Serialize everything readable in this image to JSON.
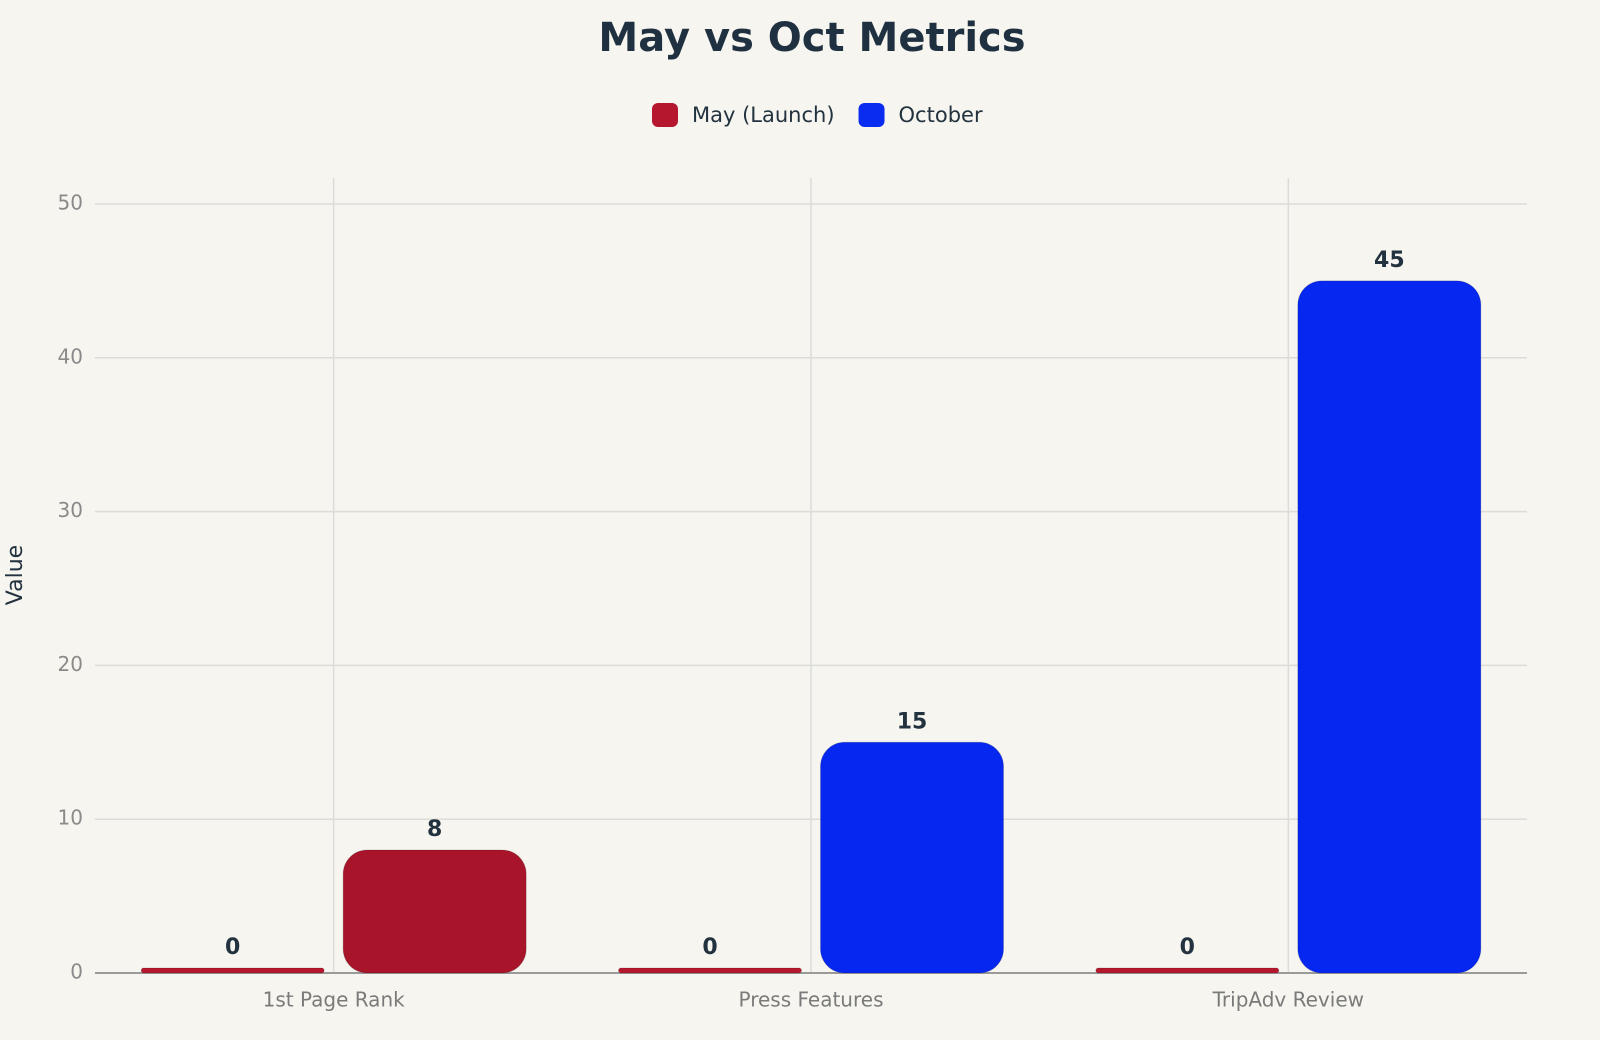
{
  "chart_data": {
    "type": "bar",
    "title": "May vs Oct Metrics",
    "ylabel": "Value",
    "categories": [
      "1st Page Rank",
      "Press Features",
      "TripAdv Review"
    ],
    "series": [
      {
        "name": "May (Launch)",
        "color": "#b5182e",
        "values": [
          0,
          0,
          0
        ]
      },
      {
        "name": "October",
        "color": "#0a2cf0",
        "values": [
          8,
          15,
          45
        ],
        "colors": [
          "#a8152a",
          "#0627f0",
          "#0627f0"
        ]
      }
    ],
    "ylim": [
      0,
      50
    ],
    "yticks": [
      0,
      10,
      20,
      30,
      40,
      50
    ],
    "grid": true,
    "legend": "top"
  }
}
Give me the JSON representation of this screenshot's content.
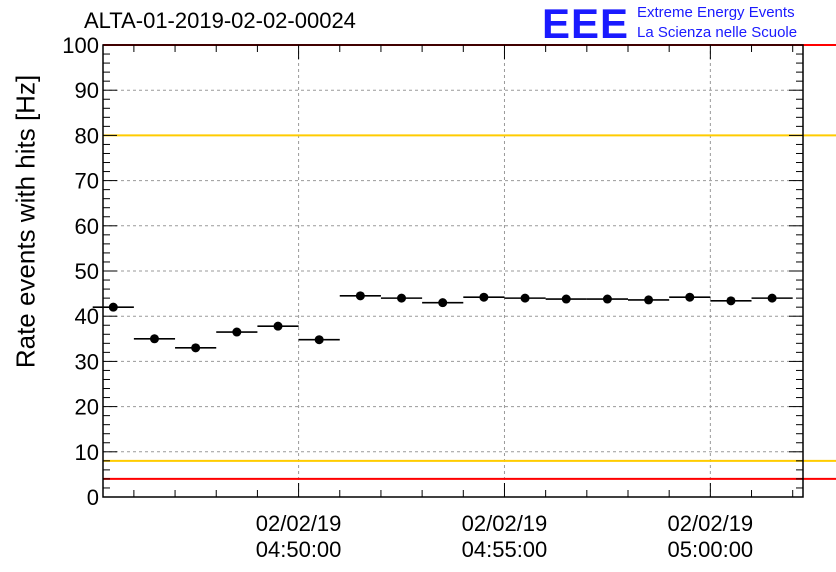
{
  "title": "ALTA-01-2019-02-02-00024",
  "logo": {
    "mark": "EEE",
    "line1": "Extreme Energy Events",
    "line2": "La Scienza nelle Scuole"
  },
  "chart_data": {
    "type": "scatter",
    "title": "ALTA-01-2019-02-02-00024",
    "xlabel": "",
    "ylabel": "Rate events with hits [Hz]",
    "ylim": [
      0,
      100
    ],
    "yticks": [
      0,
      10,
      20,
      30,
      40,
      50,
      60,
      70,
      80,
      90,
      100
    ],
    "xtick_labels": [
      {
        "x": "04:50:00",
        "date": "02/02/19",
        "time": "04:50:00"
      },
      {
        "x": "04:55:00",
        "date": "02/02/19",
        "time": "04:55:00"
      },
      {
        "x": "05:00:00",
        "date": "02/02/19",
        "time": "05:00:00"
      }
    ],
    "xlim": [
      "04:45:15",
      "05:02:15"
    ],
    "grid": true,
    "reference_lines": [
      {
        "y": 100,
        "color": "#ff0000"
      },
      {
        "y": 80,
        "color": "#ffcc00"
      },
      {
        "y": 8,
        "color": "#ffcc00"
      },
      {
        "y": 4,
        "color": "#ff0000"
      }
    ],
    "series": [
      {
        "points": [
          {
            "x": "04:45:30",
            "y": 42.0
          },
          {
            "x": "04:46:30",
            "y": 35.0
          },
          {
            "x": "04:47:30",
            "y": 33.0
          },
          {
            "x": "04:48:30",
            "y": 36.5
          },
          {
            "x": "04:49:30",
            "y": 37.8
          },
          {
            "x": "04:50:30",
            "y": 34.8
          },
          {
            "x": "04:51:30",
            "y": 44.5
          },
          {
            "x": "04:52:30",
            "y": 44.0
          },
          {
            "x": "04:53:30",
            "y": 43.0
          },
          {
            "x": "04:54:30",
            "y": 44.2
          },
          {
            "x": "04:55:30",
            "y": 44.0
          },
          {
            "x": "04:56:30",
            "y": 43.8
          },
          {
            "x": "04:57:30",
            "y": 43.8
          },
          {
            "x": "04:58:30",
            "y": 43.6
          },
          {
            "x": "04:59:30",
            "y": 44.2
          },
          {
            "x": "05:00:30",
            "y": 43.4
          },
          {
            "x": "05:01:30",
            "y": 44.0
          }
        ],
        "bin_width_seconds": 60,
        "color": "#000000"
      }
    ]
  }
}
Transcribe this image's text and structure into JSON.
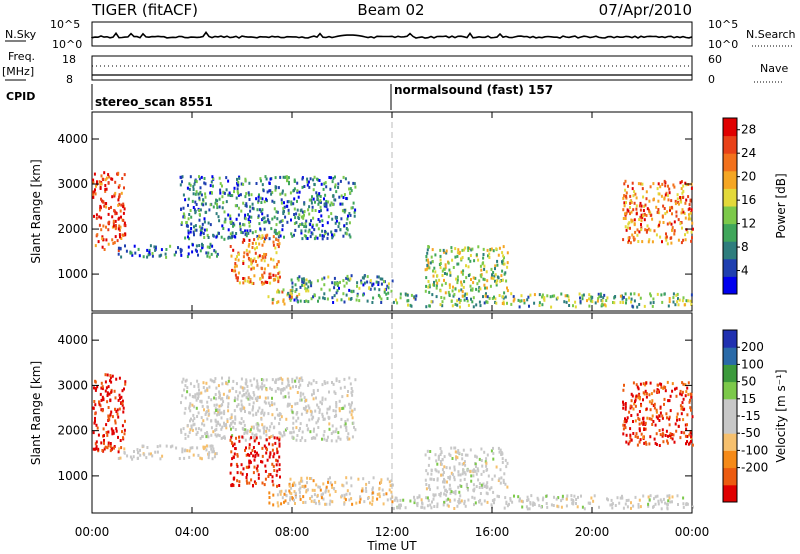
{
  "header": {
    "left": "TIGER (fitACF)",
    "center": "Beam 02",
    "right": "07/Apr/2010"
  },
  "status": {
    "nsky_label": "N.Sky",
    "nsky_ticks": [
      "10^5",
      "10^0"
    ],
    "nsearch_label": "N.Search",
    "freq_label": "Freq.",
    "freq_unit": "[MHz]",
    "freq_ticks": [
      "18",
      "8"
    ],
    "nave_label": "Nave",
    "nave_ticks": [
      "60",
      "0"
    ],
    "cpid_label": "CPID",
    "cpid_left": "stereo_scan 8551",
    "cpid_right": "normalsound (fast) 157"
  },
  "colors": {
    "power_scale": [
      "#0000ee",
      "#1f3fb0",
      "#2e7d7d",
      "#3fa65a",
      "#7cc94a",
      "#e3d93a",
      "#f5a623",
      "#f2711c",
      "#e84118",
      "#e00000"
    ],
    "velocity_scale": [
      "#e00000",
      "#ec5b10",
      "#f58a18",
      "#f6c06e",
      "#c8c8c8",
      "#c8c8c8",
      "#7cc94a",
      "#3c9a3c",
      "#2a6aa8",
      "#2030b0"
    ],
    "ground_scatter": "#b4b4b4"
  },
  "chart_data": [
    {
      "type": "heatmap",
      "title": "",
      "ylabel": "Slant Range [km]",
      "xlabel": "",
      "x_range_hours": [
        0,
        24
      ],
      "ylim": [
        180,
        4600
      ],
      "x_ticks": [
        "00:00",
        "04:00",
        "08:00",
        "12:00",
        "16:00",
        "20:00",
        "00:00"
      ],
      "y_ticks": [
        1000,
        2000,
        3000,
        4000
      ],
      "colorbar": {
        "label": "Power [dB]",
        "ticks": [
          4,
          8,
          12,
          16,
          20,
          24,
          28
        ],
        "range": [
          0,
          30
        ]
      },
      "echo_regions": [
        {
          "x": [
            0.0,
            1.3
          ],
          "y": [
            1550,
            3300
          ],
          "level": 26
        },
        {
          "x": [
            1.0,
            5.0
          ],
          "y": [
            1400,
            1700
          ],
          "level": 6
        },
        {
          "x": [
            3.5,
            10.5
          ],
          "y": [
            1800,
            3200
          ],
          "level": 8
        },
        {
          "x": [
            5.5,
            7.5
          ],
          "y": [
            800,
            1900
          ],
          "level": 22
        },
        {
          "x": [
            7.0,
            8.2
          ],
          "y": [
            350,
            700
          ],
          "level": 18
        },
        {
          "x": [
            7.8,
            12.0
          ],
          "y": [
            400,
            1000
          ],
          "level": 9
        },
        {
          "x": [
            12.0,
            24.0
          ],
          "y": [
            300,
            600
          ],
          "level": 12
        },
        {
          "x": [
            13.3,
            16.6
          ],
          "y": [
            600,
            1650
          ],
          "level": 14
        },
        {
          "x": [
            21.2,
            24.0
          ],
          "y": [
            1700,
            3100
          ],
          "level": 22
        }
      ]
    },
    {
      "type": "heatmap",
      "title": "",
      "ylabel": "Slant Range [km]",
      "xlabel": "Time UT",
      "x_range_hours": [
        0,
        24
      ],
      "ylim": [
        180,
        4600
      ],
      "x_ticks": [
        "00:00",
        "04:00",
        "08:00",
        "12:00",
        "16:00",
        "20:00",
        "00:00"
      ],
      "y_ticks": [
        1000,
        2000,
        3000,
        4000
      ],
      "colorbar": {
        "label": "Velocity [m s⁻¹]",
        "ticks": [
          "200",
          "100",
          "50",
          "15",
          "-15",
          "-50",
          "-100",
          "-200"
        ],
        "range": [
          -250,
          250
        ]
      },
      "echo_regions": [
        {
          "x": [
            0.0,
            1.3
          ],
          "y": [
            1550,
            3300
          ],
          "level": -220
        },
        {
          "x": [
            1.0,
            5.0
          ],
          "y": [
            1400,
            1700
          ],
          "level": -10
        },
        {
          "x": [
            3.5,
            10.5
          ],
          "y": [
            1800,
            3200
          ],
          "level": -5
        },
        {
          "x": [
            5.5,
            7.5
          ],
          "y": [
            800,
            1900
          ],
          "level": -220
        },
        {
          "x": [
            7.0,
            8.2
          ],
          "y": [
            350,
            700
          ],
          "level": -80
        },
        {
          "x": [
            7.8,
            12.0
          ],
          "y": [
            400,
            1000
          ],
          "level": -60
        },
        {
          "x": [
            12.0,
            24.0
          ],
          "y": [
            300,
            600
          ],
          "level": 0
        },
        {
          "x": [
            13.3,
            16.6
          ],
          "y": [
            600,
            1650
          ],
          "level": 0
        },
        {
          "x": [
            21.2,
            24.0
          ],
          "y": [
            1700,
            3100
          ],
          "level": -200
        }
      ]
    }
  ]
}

********

> [PROBLEM DESCRIPTION]:
With the pictures omitted, reproduce the records in full and exactly.

> [THE RESPONSE]:
Serialize everything readable in this image to JSON.
{
  "chart_data": {
    "type": "bar",
    "title": "May vs Oct Metrics",
    "ylabel": "Value",
    "categories": [
      "1st Page Rank",
      "Press Features",
      "TripAdv Review"
    ],
    "series": [
      {
        "name": "May (Launch)",
        "color": "#b5182e",
        "values": [
          0,
          0,
          0
        ]
      },
      {
        "name": "October",
        "color": "#0a2cf0",
        "values": [
          8,
          15,
          45
        ],
        "colors": [
          "#a8152a",
          "#0627f0",
          "#0627f0"
        ]
      }
    ],
    "ylim": [
      0,
      50
    ],
    "yticks": [
      0,
      10,
      20,
      30,
      40,
      50
    ],
    "grid": true,
    "legend": "top"
  }
}
Give me the JSON representation of this screenshot's content.
{
  "title": "ALTA-01-2019-02-02-00024",
  "logo": {
    "mark": "EEE",
    "line1": "Extreme Energy Events",
    "line2": "La Scienza nelle Scuole"
  },
  "chart_data": {
    "type": "scatter",
    "title": "ALTA-01-2019-02-02-00024",
    "xlabel": "",
    "ylabel": "Rate events with hits [Hz]",
    "ylim": [
      0,
      100
    ],
    "yticks": [
      0,
      10,
      20,
      30,
      40,
      50,
      60,
      70,
      80,
      90,
      100
    ],
    "xtick_labels": [
      {
        "x": "04:50:00",
        "date": "02/02/19",
        "time": "04:50:00"
      },
      {
        "x": "04:55:00",
        "date": "02/02/19",
        "time": "04:55:00"
      },
      {
        "x": "05:00:00",
        "date": "02/02/19",
        "time": "05:00:00"
      }
    ],
    "xlim": [
      "04:45:15",
      "05:02:15"
    ],
    "grid": true,
    "reference_lines": [
      {
        "y": 100,
        "color": "#ff0000"
      },
      {
        "y": 80,
        "color": "#ffcc00"
      },
      {
        "y": 8,
        "color": "#ffcc00"
      },
      {
        "y": 4,
        "color": "#ff0000"
      }
    ],
    "series": [
      {
        "points": [
          {
            "x": "04:45:30",
            "y": 42.0
          },
          {
            "x": "04:46:30",
            "y": 35.0
          },
          {
            "x": "04:47:30",
            "y": 33.0
          },
          {
            "x": "04:48:30",
            "y": 36.5
          },
          {
            "x": "04:49:30",
            "y": 37.8
          },
          {
            "x": "04:50:30",
            "y": 34.8
          },
          {
            "x": "04:51:30",
            "y": 44.5
          },
          {
            "x": "04:52:30",
            "y": 44.0
          },
          {
            "x": "04:53:30",
            "y": 43.0
          },
          {
            "x": "04:54:30",
            "y": 44.2
          },
          {
            "x": "04:55:30",
            "y": 44.0
          },
          {
            "x": "04:56:30",
            "y": 43.8
          },
          {
            "x": "04:57:30",
            "y": 43.8
          },
          {
            "x": "04:58:30",
            "y": 43.6
          },
          {
            "x": "04:59:30",
            "y": 44.2
          },
          {
            "x": "05:00:30",
            "y": 43.4
          },
          {
            "x": "05:01:30",
            "y": 44.0
          }
        ],
        "bin_width_seconds": 60,
        "color": "#000000"
      }
    ]
  }
}
Transcribe this image's text and structure into JSON.
{
  "header": {
    "left": "TIGER (fitACF)",
    "center": "Beam 02",
    "right": "07/Apr/2010"
  },
  "status": {
    "nsky_label": "N.Sky",
    "nsky_ticks": [
      "10^5",
      "10^0"
    ],
    "nsearch_label": "N.Search",
    "freq_label": "Freq.",
    "freq_unit": "[MHz]",
    "freq_ticks": [
      "18",
      "8"
    ],
    "nave_label": "Nave",
    "nave_ticks": [
      "60",
      "0"
    ],
    "cpid_label": "CPID",
    "cpid_left": "stereo_scan 8551",
    "cpid_right": "normalsound (fast) 157"
  },
  "colors": {
    "power_scale": [
      "#0000ee",
      "#1f3fb0",
      "#2e7d7d",
      "#3fa65a",
      "#7cc94a",
      "#e3d93a",
      "#f5a623",
      "#f2711c",
      "#e84118",
      "#e00000"
    ],
    "velocity_scale": [
      "#e00000",
      "#ec5b10",
      "#f58a18",
      "#f6c06e",
      "#c8c8c8",
      "#c8c8c8",
      "#7cc94a",
      "#3c9a3c",
      "#2a6aa8",
      "#2030b0"
    ],
    "ground_scatter": "#b4b4b4"
  },
  "chart_data": [
    {
      "type": "heatmap",
      "title": "",
      "ylabel": "Slant Range [km]",
      "xlabel": "",
      "x_range_hours": [
        0,
        24
      ],
      "ylim": [
        180,
        4600
      ],
      "x_ticks": [
        "00:00",
        "04:00",
        "08:00",
        "12:00",
        "16:00",
        "20:00",
        "00:00"
      ],
      "y_ticks": [
        1000,
        2000,
        3000,
        4000
      ],
      "colorbar": {
        "label": "Power [dB]",
        "ticks": [
          4,
          8,
          12,
          16,
          20,
          24,
          28
        ],
        "range": [
          0,
          30
        ]
      },
      "echo_regions": [
        {
          "x": [
            0.0,
            1.3
          ],
          "y": [
            1550,
            3300
          ],
          "level": 26
        },
        {
          "x": [
            1.0,
            5.0
          ],
          "y": [
            1400,
            1700
          ],
          "level": 6
        },
        {
          "x": [
            3.5,
            10.5
          ],
          "y": [
            1800,
            3200
          ],
          "level": 8
        },
        {
          "x": [
            5.5,
            7.5
          ],
          "y": [
            800,
            1900
          ],
          "level": 22
        },
        {
          "x": [
            7.0,
            8.2
          ],
          "y": [
            350,
            700
          ],
          "level": 18
        },
        {
          "x": [
            7.8,
            12.0
          ],
          "y": [
            400,
            1000
          ],
          "level": 9
        },
        {
          "x": [
            12.0,
            24.0
          ],
          "y": [
            300,
            600
          ],
          "level": 12
        },
        {
          "x": [
            13.3,
            16.6
          ],
          "y": [
            600,
            1650
          ],
          "level": 14
        },
        {
          "x": [
            21.2,
            24.0
          ],
          "y": [
            1700,
            3100
          ],
          "level": 22
        }
      ]
    },
    {
      "type": "heatmap",
      "title": "",
      "ylabel": "Slant Range [km]",
      "xlabel": "Time UT",
      "x_range_hours": [
        0,
        24
      ],
      "ylim": [
        180,
        4600
      ],
      "x_ticks": [
        "00:00",
        "04:00",
        "08:00",
        "12:00",
        "16:00",
        "20:00",
        "00:00"
      ],
      "y_ticks": [
        1000,
        2000,
        3000,
        4000
      ],
      "colorbar": {
        "label": "Velocity [m s⁻¹]",
        "ticks": [
          "200",
          "100",
          "50",
          "15",
          "-15",
          "-50",
          "-100",
          "-200"
        ],
        "range": [
          -250,
          250
        ]
      },
      "echo_regions": [
        {
          "x": [
            0.0,
            1.3
          ],
          "y": [
            1550,
            3300
          ],
          "level": -220
        },
        {
          "x": [
            1.0,
            5.0
          ],
          "y": [
            1400,
            1700
          ],
          "level": -10
        },
        {
          "x": [
            3.5,
            10.5
          ],
          "y": [
            1800,
            3200
          ],
          "level": -5
        },
        {
          "x": [
            5.5,
            7.5
          ],
          "y": [
            800,
            1900
          ],
          "level": -220
        },
        {
          "x": [
            7.0,
            8.2
          ],
          "y": [
            350,
            700
          ],
          "level": -80
        },
        {
          "x": [
            7.8,
            12.0
          ],
          "y": [
            400,
            1000
          ],
          "level": -60
        },
        {
          "x": [
            12.0,
            24.0
          ],
          "y": [
            300,
            600
          ],
          "level": 0
        },
        {
          "x": [
            13.3,
            16.6
          ],
          "y": [
            600,
            1650
          ],
          "level": 0
        },
        {
          "x": [
            21.2,
            24.0
          ],
          "y": [
            1700,
            3100
          ],
          "level": -200
        }
      ]
    }
  ]
}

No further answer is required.